▸ **INSTRUCTION**: Pick every line from the data that holds the word "text".

▸ **DATASET EXTRACT**:

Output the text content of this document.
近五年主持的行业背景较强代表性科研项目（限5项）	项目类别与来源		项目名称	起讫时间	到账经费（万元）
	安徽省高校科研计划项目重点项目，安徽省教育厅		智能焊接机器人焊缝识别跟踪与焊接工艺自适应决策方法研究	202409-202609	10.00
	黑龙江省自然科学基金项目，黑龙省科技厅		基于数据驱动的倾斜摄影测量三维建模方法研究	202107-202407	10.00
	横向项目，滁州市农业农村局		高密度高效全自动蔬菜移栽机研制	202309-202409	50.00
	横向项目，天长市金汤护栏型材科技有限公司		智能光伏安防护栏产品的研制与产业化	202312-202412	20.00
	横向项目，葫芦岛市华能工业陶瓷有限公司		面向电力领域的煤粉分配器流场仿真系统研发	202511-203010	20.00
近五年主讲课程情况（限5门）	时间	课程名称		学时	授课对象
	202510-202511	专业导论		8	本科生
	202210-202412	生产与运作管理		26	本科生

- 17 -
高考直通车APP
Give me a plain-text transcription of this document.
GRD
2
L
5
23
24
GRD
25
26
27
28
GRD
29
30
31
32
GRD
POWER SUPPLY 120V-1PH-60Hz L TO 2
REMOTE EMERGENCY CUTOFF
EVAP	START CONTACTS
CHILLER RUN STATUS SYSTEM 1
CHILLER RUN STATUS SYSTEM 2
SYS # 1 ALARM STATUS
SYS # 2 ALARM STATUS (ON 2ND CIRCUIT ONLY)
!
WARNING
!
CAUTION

▸ **TASK SOLUTION**:
Output the text content of this document.
Give me a plain-text transcription of this document.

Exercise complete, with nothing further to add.